Problem:
Each record must be printed again exactly as it appears.

Dataset items:

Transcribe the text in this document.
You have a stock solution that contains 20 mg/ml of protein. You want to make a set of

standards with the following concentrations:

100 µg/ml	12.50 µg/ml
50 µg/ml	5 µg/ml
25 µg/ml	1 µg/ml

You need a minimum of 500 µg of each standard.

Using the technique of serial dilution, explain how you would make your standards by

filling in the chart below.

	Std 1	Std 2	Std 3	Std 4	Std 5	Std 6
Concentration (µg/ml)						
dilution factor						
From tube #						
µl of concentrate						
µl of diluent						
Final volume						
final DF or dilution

Response box:
Transcribe the text in this document.
You have a stock solution that contains 20 mg/ml of protein. You want to make a set of

standards with the following concentrations:

100 µg/ml	12.50 µg/ml
50 µg/ml	5 µg/ml
25 µg/ml	1 µg/ml

You need a minimum of 500 µg of each standard.

Using the technique of serial dilution, explain how you would make your standards by

filling in the chart below.

	Std 1	Std 2	Std 3	Std 4	Std 5	Std 6
Concentration (µg/ml)						
dilution factor						
From tube #						
µl of concentrate						
µl of diluent						
Final volume						
final DF or dilution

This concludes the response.